Every line below must be reproduced exactly. Copy them all.

═══ RECORD SET

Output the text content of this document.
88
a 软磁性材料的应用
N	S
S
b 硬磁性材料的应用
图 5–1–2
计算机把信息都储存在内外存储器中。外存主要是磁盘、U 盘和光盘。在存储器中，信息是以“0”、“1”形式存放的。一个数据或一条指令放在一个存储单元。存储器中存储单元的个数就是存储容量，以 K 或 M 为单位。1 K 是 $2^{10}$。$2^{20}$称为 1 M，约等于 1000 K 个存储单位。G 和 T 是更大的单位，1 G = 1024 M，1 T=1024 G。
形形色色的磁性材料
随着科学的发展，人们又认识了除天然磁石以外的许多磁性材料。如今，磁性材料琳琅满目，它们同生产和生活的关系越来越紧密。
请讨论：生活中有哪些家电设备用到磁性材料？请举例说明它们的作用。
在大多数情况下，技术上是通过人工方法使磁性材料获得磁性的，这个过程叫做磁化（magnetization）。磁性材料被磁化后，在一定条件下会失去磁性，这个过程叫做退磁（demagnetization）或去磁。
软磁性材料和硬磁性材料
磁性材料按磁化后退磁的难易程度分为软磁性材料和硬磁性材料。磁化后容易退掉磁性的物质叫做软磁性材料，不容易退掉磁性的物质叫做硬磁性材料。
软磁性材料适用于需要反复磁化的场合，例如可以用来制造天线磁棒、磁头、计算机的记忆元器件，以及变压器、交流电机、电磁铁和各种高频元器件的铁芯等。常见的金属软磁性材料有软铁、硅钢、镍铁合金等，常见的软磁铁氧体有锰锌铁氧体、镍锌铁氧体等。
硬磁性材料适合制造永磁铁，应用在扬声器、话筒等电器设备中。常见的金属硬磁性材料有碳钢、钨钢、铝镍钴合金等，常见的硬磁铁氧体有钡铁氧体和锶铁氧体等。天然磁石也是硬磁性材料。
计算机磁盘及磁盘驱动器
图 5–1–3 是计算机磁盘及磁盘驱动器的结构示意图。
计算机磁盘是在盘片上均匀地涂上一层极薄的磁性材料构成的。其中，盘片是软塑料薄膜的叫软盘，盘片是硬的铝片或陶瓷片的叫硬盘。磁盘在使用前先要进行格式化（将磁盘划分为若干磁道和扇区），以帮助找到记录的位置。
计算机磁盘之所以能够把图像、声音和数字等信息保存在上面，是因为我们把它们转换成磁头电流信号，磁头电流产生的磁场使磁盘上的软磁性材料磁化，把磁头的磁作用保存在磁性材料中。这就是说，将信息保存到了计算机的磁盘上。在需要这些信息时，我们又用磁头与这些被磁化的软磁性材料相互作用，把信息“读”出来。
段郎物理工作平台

══════

> **RESULT OF THIS EXERCISE**
Output the text content of this document.
88
a 软磁性材料的应用
N	S
S
b 硬磁性材料的应用
图 5–1–2
计算机把信息都储存在内外存储器中。外存主要是磁盘、U 盘和光盘。在存储器中，信息是以“0”、“1”形式存放的。一个数据或一条指令放在一个存储单元。存储器中存储单元的个数就是存储容量，以 K 或 M 为单位。1 K 是 $2^{10}$。$2^{20}$称为 1 M，约等于 1000 K 个存储单位。G 和 T 是更大的单位，1 G = 1024 M，1 T=1024 G。
形形色色的磁性材料
随着科学的发展，人们又认识了除天然磁石以外的许多磁性材料。如今，磁性材料琳琅满目，它们同生产和生活的关系越来越紧密。
请讨论：生活中有哪些家电设备用到磁性材料？请举例说明它们的作用。
在大多数情况下，技术上是通过人工方法使磁性材料获得磁性的，这个过程叫做磁化（magnetization）。磁性材料被磁化后，在一定条件下会失去磁性，这个过程叫做退磁（demagnetization）或去磁。
软磁性材料和硬磁性材料
磁性材料按磁化后退磁的难易程度分为软磁性材料和硬磁性材料。磁化后容易退掉磁性的物质叫做软磁性材料，不容易退掉磁性的物质叫做硬磁性材料。
软磁性材料适用于需要反复磁化的场合，例如可以用来制造天线磁棒、磁头、计算机的记忆元器件，以及变压器、交流电机、电磁铁和各种高频元器件的铁芯等。常见的金属软磁性材料有软铁、硅钢、镍铁合金等，常见的软磁铁氧体有锰锌铁氧体、镍锌铁氧体等。
硬磁性材料适合制造永磁铁，应用在扬声器、话筒等电器设备中。常见的金属硬磁性材料有碳钢、钨钢、铝镍钴合金等，常见的硬磁铁氧体有钡铁氧体和锶铁氧体等。天然磁石也是硬磁性材料。
计算机磁盘及磁盘驱动器
图 5–1–3 是计算机磁盘及磁盘驱动器的结构示意图。
计算机磁盘是在盘片上均匀地涂上一层极薄的磁性材料构成的。其中，盘片是软塑料薄膜的叫软盘，盘片是硬的铝片或陶瓷片的叫硬盘。磁盘在使用前先要进行格式化（将磁盘划分为若干磁道和扇区），以帮助找到记录的位置。
计算机磁盘之所以能够把图像、声音和数字等信息保存在上面，是因为我们把它们转换成磁头电流信号，磁头电流产生的磁场使磁盘上的软磁性材料磁化，把磁头的磁作用保存在磁性材料中。这就是说，将信息保存到了计算机的磁盘上。在需要这些信息时，我们又用磁头与这些被磁化的软磁性材料相互作用，把信息“读”出来。
段郎物理工作平台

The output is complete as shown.